• WHAT NEEDS TO BE DONE: In the data, extract each line that holds the string "ylabel".

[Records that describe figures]
+++++

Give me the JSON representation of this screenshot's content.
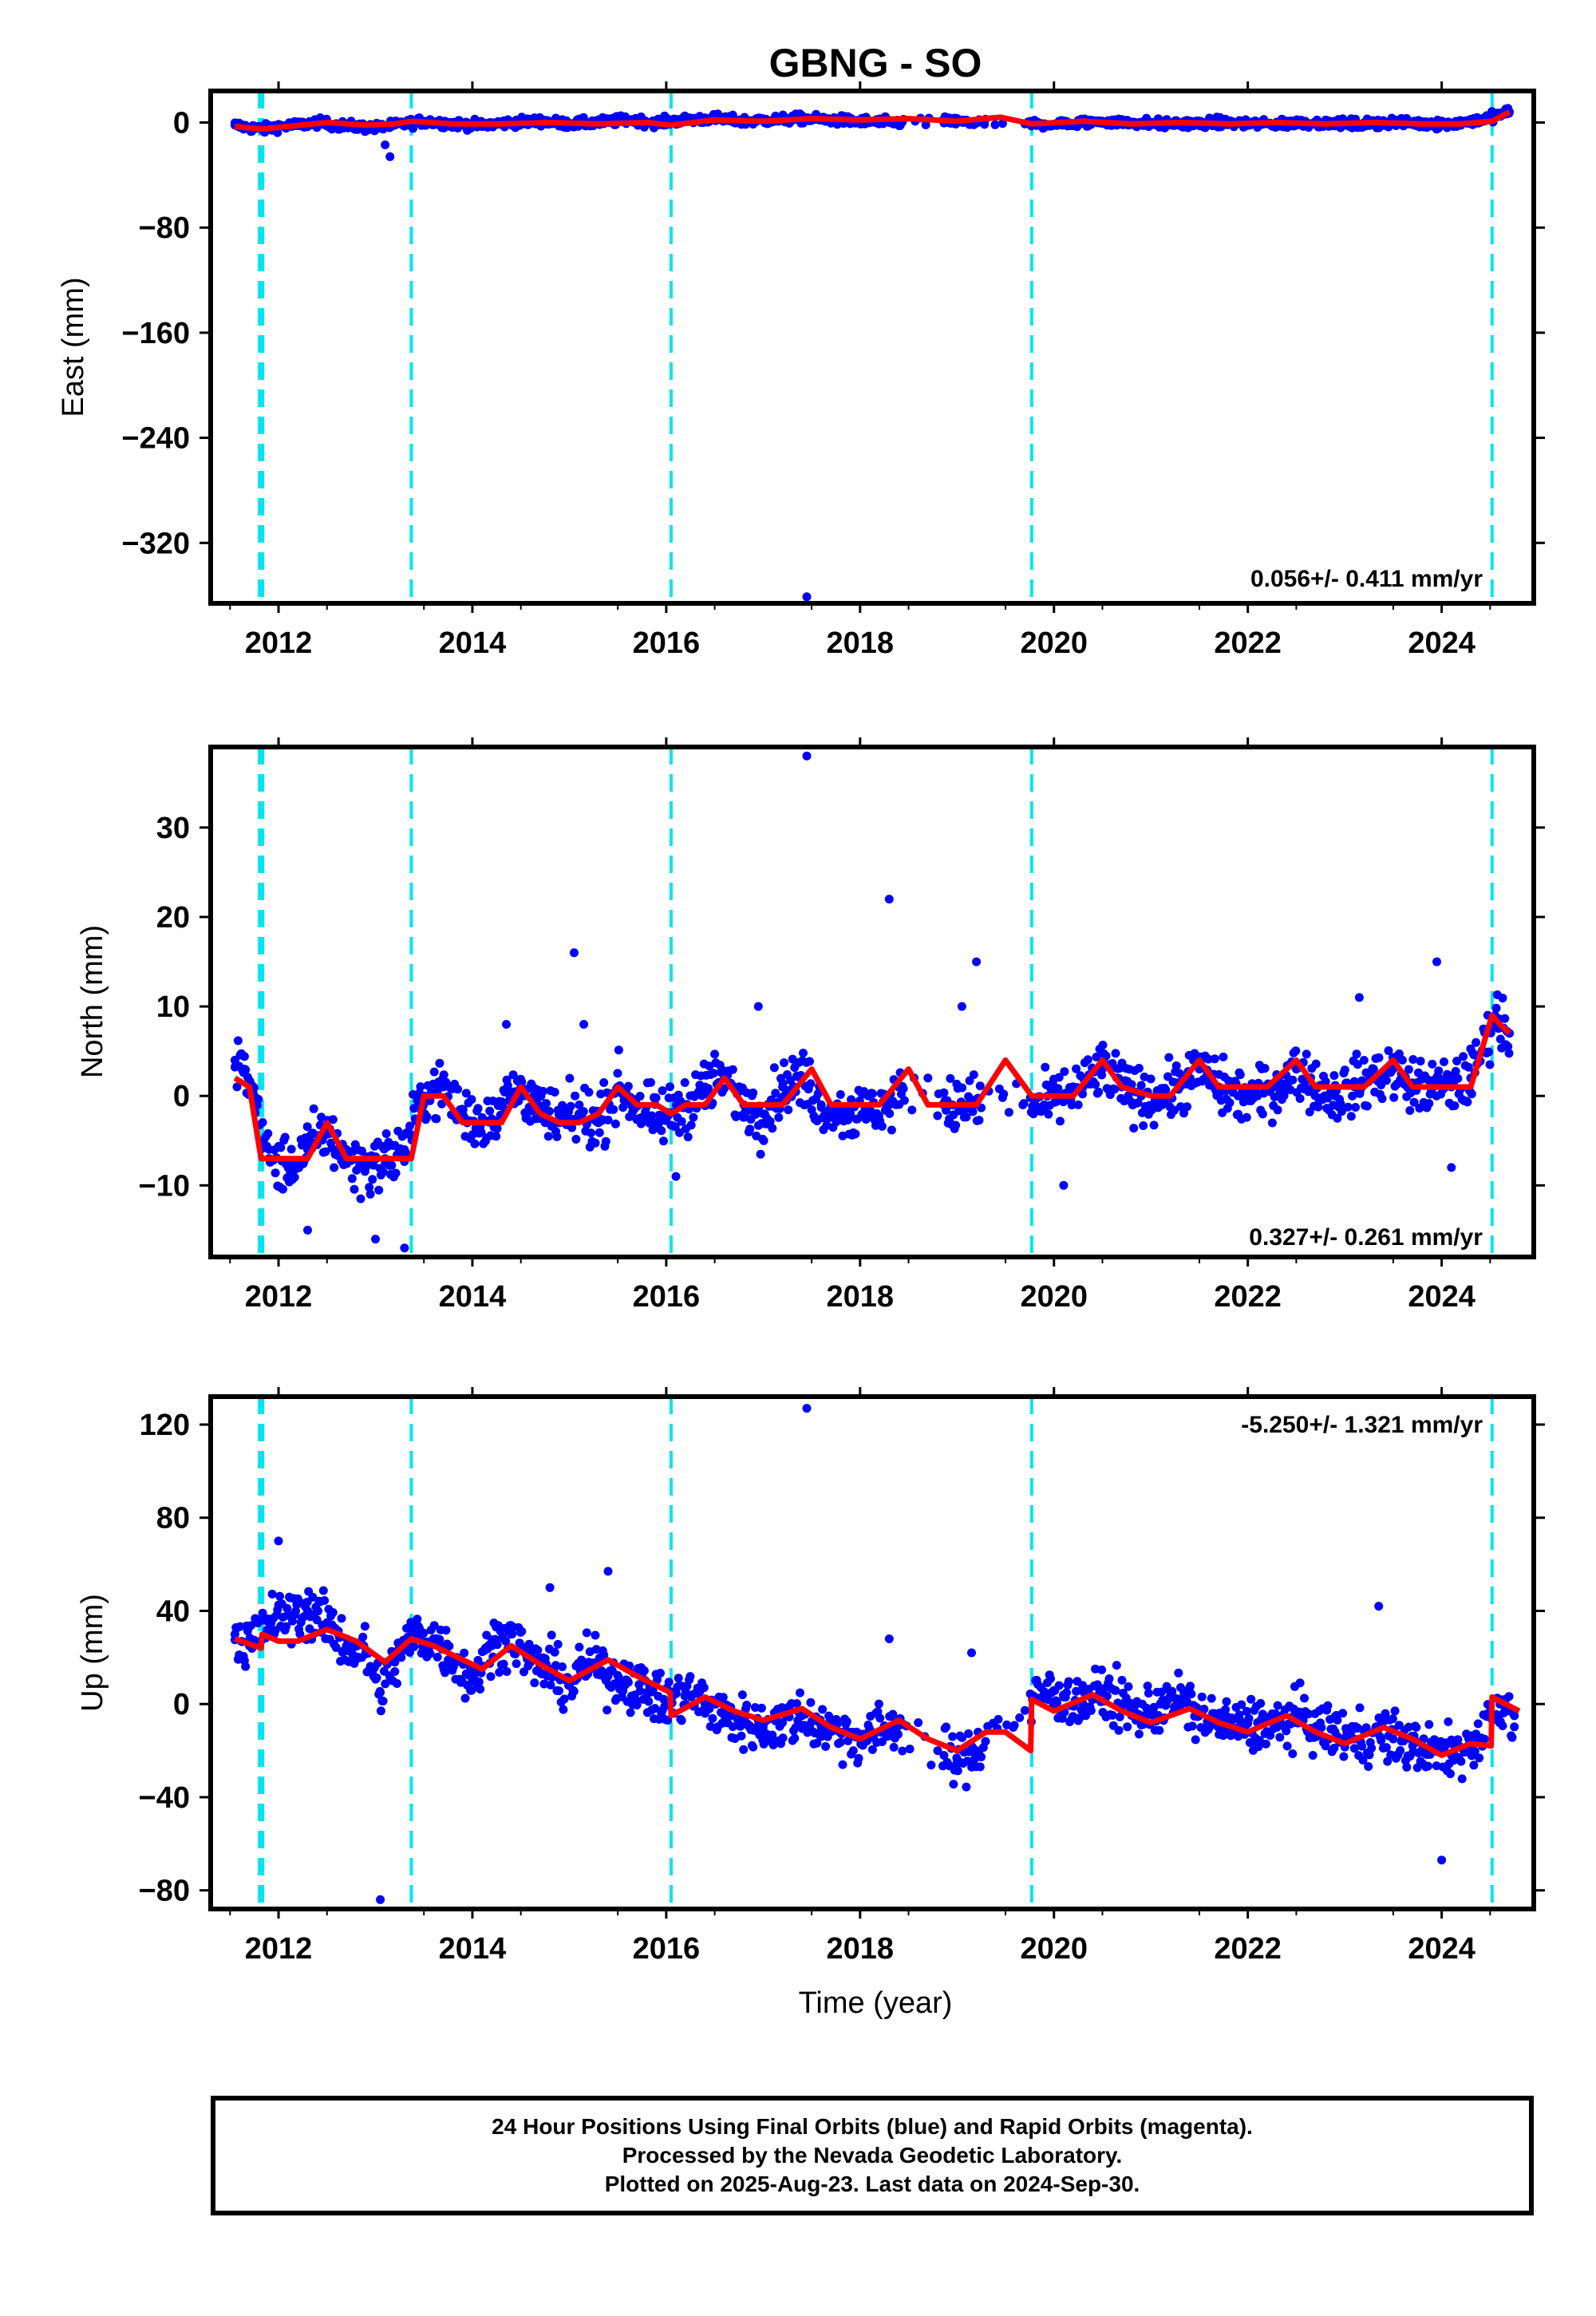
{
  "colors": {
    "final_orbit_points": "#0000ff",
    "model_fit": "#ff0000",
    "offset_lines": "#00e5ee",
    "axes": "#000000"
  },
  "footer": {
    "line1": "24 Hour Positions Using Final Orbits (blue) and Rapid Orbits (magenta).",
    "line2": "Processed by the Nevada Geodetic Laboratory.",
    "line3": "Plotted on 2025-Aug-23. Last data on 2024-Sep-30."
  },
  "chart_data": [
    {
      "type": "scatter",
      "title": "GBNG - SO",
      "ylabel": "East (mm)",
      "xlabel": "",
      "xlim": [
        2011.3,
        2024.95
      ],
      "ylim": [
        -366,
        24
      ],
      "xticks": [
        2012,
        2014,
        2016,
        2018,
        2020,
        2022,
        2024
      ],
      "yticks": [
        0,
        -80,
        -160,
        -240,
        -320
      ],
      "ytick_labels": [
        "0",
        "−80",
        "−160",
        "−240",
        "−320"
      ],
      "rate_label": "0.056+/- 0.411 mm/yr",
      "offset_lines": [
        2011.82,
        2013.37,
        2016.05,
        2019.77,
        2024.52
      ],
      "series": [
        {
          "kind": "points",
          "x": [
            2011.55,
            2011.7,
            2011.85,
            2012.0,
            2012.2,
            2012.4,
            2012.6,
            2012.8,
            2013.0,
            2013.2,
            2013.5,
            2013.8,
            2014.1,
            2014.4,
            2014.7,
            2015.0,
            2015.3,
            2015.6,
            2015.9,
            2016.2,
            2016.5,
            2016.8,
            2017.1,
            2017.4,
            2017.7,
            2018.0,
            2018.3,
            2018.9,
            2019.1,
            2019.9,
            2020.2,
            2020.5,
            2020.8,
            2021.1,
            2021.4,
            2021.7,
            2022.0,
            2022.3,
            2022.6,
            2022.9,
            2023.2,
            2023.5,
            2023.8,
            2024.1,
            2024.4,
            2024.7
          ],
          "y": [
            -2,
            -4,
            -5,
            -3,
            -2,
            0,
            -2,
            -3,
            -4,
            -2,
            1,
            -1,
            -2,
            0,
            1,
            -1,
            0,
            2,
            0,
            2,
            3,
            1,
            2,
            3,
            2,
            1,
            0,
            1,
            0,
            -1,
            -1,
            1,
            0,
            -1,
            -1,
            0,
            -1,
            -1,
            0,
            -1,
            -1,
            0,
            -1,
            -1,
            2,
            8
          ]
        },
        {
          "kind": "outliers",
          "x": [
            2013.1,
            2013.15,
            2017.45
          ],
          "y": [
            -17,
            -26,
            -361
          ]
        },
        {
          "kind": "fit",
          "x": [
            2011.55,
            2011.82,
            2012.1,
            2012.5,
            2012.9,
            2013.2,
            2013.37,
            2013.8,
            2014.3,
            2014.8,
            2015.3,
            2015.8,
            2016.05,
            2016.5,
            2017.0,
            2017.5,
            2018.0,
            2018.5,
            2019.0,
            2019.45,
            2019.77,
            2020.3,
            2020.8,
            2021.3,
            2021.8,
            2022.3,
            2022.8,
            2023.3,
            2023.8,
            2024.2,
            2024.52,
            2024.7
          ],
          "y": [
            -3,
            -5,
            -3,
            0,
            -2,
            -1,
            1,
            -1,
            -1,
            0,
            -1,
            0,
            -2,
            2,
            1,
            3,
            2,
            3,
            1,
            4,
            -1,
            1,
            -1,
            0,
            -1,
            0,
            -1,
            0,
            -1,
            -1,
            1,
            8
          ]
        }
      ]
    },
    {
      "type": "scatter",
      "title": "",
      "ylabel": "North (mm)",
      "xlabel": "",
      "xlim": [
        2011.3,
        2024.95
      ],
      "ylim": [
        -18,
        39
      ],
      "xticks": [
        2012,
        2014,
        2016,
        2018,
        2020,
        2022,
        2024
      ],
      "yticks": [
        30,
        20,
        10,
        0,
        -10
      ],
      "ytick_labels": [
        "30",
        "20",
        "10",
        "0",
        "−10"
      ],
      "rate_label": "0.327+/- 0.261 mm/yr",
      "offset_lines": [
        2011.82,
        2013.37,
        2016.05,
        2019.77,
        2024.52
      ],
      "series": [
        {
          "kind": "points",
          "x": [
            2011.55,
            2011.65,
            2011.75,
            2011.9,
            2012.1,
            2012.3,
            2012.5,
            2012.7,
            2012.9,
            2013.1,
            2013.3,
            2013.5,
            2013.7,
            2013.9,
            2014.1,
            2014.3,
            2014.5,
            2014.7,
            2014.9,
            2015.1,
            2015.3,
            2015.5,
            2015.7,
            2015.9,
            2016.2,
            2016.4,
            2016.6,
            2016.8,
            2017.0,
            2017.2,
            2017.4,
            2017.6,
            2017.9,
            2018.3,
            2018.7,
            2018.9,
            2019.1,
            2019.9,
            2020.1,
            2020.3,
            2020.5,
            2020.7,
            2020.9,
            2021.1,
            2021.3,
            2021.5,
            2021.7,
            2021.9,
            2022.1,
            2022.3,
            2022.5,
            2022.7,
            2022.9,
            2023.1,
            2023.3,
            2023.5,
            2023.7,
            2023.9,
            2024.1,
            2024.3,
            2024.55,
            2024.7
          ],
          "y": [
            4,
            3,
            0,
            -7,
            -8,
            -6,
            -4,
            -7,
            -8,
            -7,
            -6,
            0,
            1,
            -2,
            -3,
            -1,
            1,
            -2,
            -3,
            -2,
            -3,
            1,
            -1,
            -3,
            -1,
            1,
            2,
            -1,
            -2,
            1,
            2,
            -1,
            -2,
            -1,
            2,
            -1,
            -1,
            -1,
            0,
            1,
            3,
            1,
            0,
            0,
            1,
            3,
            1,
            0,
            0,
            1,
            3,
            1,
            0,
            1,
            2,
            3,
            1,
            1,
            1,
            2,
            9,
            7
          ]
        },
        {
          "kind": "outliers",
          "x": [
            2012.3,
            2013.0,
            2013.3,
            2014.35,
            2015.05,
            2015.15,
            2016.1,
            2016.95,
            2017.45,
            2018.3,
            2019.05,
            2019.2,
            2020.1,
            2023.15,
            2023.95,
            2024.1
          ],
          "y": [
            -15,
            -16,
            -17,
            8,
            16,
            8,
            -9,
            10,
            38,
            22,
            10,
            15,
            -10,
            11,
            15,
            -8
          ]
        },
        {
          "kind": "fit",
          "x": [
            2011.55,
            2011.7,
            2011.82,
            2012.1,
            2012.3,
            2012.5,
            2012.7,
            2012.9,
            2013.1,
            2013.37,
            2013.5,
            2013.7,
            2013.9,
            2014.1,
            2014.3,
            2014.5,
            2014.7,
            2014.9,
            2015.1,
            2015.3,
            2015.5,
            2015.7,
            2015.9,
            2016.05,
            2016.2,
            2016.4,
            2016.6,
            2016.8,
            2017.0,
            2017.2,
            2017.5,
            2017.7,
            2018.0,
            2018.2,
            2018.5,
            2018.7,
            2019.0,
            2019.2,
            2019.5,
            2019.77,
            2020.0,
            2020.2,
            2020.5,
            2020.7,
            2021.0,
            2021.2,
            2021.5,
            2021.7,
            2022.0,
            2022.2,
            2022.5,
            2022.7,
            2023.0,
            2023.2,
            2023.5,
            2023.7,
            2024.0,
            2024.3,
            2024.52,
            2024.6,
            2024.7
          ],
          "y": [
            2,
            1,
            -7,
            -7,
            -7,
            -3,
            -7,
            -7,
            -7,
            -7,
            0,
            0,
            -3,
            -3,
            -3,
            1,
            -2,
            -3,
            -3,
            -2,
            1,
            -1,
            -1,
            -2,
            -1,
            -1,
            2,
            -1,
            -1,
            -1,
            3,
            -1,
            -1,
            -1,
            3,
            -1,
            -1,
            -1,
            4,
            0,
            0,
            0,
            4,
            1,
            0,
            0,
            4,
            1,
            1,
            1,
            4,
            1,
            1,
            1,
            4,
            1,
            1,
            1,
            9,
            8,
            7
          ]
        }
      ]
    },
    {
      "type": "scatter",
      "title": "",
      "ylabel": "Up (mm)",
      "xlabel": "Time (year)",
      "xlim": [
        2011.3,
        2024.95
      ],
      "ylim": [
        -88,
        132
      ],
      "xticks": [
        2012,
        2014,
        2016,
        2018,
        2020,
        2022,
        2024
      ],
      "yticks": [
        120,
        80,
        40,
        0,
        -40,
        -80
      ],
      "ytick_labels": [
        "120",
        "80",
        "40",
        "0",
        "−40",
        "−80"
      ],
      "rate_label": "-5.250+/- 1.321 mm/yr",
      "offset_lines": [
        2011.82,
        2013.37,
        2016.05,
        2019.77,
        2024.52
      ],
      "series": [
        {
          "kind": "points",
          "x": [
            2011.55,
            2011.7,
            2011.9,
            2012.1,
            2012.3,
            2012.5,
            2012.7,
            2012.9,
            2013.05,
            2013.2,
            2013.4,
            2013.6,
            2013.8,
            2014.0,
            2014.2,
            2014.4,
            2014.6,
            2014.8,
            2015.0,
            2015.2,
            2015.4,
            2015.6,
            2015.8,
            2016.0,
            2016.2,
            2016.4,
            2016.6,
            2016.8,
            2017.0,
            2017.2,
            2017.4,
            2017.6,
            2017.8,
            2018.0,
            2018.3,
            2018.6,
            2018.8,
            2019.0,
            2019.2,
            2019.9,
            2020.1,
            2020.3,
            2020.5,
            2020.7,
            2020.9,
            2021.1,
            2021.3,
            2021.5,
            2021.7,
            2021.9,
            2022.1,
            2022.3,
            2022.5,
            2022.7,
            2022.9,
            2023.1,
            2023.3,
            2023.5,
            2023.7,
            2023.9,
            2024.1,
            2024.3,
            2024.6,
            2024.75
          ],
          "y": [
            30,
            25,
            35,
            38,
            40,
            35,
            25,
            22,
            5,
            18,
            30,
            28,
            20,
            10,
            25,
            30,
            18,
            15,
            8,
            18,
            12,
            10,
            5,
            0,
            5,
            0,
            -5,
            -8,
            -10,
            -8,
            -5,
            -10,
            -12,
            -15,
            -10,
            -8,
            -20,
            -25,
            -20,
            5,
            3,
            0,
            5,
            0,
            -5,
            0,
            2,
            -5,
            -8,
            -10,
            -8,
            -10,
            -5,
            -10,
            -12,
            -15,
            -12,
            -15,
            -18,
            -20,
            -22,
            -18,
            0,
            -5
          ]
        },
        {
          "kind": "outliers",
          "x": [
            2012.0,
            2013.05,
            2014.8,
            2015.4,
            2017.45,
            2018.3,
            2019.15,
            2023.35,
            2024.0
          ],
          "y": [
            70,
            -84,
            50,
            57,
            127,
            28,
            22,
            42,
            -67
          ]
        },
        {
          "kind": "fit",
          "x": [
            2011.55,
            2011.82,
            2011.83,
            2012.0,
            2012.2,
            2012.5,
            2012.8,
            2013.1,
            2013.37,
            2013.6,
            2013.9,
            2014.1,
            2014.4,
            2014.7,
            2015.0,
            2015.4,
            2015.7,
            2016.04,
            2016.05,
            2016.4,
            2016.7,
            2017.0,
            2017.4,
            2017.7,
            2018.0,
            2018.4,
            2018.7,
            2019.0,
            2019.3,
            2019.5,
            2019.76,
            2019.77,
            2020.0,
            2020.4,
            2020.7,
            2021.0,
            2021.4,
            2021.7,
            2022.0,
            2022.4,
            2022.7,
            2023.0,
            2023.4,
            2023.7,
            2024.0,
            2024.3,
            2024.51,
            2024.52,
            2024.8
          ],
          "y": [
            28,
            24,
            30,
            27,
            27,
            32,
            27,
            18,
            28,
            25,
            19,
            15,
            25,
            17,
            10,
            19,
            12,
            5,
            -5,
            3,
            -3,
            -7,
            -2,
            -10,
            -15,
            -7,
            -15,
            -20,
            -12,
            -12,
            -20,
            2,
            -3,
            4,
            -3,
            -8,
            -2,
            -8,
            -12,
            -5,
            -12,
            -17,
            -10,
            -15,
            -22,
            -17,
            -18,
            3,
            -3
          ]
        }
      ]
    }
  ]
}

+++++

• REPLY:
      "ylabel": "East (mm)",
      "ylabel": "North (mm)",
      "ylabel": "Up (mm)",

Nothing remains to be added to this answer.